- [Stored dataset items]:
>> begin
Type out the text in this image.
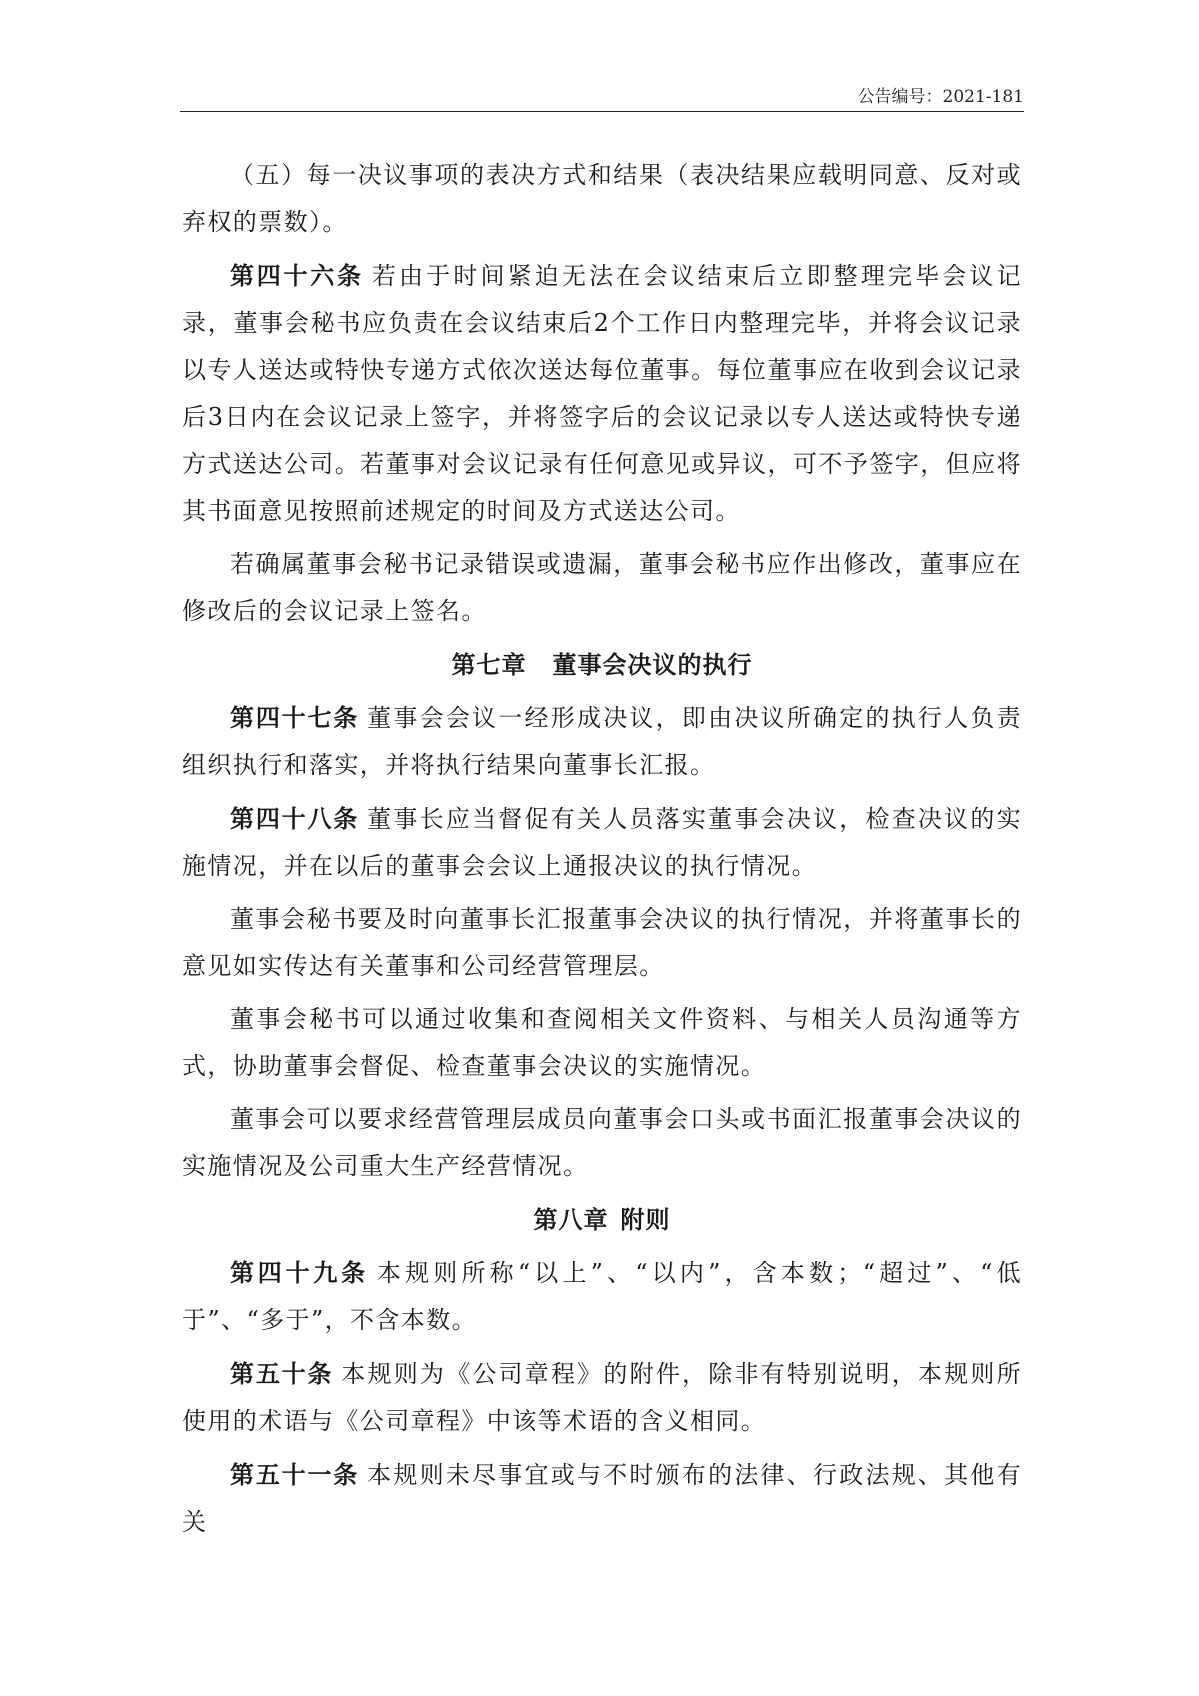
公告编号：2021-181

（五）每一决议事项的表决方式和结果（表决结果应载明同意、反对或弃权的票数）。

第四十六条 若由于时间紧迫无法在会议结束后立即整理完毕会议记录，董事会秘书应负责在会议结束后2个工作日内整理完毕，并将会议记录以专人送达或特快专递方式依次送达每位董事。每位董事应在收到会议记录后3日内在会议记录上签字，并将签字后的会议记录以专人送达或特快专递方式送达公司。若董事对会议记录有任何意见或异议，可不予签字，但应将其书面意见按照前述规定的时间及方式送达公司。

若确属董事会秘书记录错误或遗漏，董事会秘书应作出修改，董事应在修改后的会议记录上签名。

第七章 董事会决议的执行

第四十七条 董事会会议一经形成决议，即由决议所确定的执行人负责组织执行和落实，并将执行结果向董事长汇报。

第四十八条 董事长应当督促有关人员落实董事会决议，检查决议的实施情况，并在以后的董事会会议上通报决议的执行情况。

董事会秘书要及时向董事长汇报董事会决议的执行情况，并将董事长的意见如实传达有关董事和公司经营管理层。

董事会秘书可以通过收集和查阅相关文件资料、与相关人员沟通等方式，协助董事会督促、检查董事会决议的实施情况。

董事会可以要求经营管理层成员向董事会口头或书面汇报董事会决议的实施情况及公司重大生产经营情况。

第八章 附则

第四十九条 本规则所称“以上”、“以内”，含本数；“超过”、“低于”、“多于”，不含本数。

第五十条 本规则为《公司章程》的附件，除非有特别说明，本规则所使用的术语与《公司章程》中该等术语的含义相同。

第五十一条 本规则未尽事宜或与不时颁布的法律、行政法规、其他有关
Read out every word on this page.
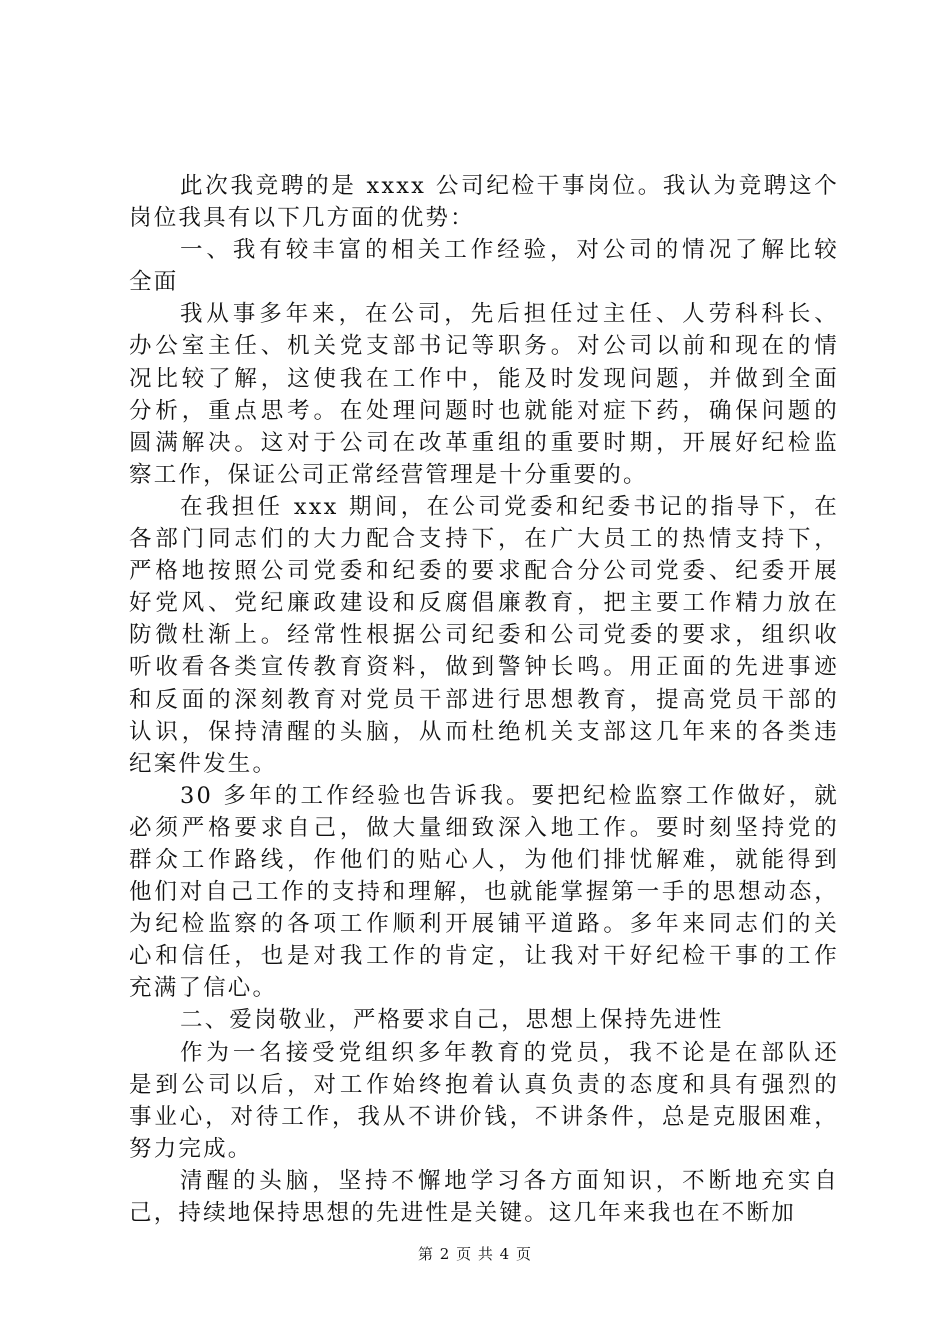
此次我竞聘的是 xxxx 公司纪检干事岗位。我认为竞聘这个
岗位我具有以下几方面的优势：
一、我有较丰富的相关工作经验，对公司的情况了解比较
全面
我从事多年来，在公司，先后担任过主任、人劳科科长、
办公室主任、机关党支部书记等职务。对公司以前和现在的情
况比较了解，这使我在工作中，能及时发现问题，并做到全面
分析，重点思考。在处理问题时也就能对症下药，确保问题的
圆满解决。这对于公司在改革重组的重要时期，开展好纪检监
察工作，保证公司正常经营管理是十分重要的。
在我担任 xxx 期间，在公司党委和纪委书记的指导下，在
各部门同志们的大力配合支持下，在广大员工的热情支持下，
严格地按照公司党委和纪委的要求配合分公司党委、纪委开展
好党风、党纪廉政建设和反腐倡廉教育，把主要工作精力放在
防微杜渐上。经常性根据公司纪委和公司党委的要求，组织收
听收看各类宣传教育资料，做到警钟长鸣。用正面的先进事迹
和反面的深刻教育对党员干部进行思想教育，提高党员干部的
认识，保持清醒的头脑，从而杜绝机关支部这几年来的各类违
纪案件发生。
30 多年的工作经验也告诉我。要把纪检监察工作做好，就
必须严格要求自己，做大量细致深入地工作。要时刻坚持党的
群众工作路线，作他们的贴心人，为他们排忧解难，就能得到
他们对自己工作的支持和理解，也就能掌握第一手的思想动态，
为纪检监察的各项工作顺利开展铺平道路。多年来同志们的关
心和信任，也是对我工作的肯定，让我对干好纪检干事的工作
充满了信心。
二、爱岗敬业，严格要求自己，思想上保持先进性
作为一名接受党组织多年教育的党员，我不论是在部队还
是到公司以后，对工作始终抱着认真负责的态度和具有强烈的
事业心，对待工作，我从不讲价钱，不讲条件，总是克服困难，
努力完成。
清醒的头脑，坚持不懈地学习各方面知识，不断地充实自
己，持续地保持思想的先进性是关键。这几年来我也在不断加
第 2 页 共 4 页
>> end
- [Given exercise]: Keep the pictures out of your copy, and repeat every entry above exactly.

- [Answer to the problem]:
Type out the text in this image.
公告编号：2021-181

（五）每一决议事项的表决方式和结果（表决结果应载明同意、反对或弃权的票数）。

第四十六条 若由于时间紧迫无法在会议结束后立即整理完毕会议记录，董事会秘书应负责在会议结束后2个工作日内整理完毕，并将会议记录以专人送达或特快专递方式依次送达每位董事。每位董事应在收到会议记录后3日内在会议记录上签字，并将签字后的会议记录以专人送达或特快专递方式送达公司。若董事对会议记录有任何意见或异议，可不予签字，但应将其书面意见按照前述规定的时间及方式送达公司。

若确属董事会秘书记录错误或遗漏，董事会秘书应作出修改，董事应在修改后的会议记录上签名。

第七章 董事会决议的执行

第四十七条 董事会会议一经形成决议，即由决议所确定的执行人负责组织执行和落实，并将执行结果向董事长汇报。

第四十八条 董事长应当督促有关人员落实董事会决议，检查决议的实施情况，并在以后的董事会会议上通报决议的执行情况。

董事会秘书要及时向董事长汇报董事会决议的执行情况，并将董事长的意见如实传达有关董事和公司经营管理层。

董事会秘书可以通过收集和查阅相关文件资料、与相关人员沟通等方式，协助董事会督促、检查董事会决议的实施情况。

董事会可以要求经营管理层成员向董事会口头或书面汇报董事会决议的实施情况及公司重大生产经营情况。

第八章 附则

第四十九条 本规则所称“以上”、“以内”，含本数；“超过”、“低于”、“多于”，不含本数。

第五十条 本规则为《公司章程》的附件，除非有特别说明，本规则所使用的术语与《公司章程》中该等术语的含义相同。

第五十一条 本规则未尽事宜或与不时颁布的法律、行政法规、其他有关
Read out every word on this page.
此次我竞聘的是 xxxx 公司纪检干事岗位。我认为竞聘这个
岗位我具有以下几方面的优势：
一、我有较丰富的相关工作经验，对公司的情况了解比较
全面
我从事多年来，在公司，先后担任过主任、人劳科科长、
办公室主任、机关党支部书记等职务。对公司以前和现在的情
况比较了解，这使我在工作中，能及时发现问题，并做到全面
分析，重点思考。在处理问题时也就能对症下药，确保问题的
圆满解决。这对于公司在改革重组的重要时期，开展好纪检监
察工作，保证公司正常经营管理是十分重要的。
在我担任 xxx 期间，在公司党委和纪委书记的指导下，在
各部门同志们的大力配合支持下，在广大员工的热情支持下，
严格地按照公司党委和纪委的要求配合分公司党委、纪委开展
好党风、党纪廉政建设和反腐倡廉教育，把主要工作精力放在
防微杜渐上。经常性根据公司纪委和公司党委的要求，组织收
听收看各类宣传教育资料，做到警钟长鸣。用正面的先进事迹
和反面的深刻教育对党员干部进行思想教育，提高党员干部的
认识，保持清醒的头脑，从而杜绝机关支部这几年来的各类违
纪案件发生。
30 多年的工作经验也告诉我。要把纪检监察工作做好，就
必须严格要求自己，做大量细致深入地工作。要时刻坚持党的
群众工作路线，作他们的贴心人，为他们排忧解难，就能得到
他们对自己工作的支持和理解，也就能掌握第一手的思想动态，
为纪检监察的各项工作顺利开展铺平道路。多年来同志们的关
心和信任，也是对我工作的肯定，让我对干好纪检干事的工作
充满了信心。
二、爱岗敬业，严格要求自己，思想上保持先进性
作为一名接受党组织多年教育的党员，我不论是在部队还
是到公司以后，对工作始终抱着认真负责的态度和具有强烈的
事业心，对待工作，我从不讲价钱，不讲条件，总是克服困难，
努力完成。
清醒的头脑，坚持不懈地学习各方面知识，不断地充实自
己，持续地保持思想的先进性是关键。这几年来我也在不断加
第 2 页 共 4 页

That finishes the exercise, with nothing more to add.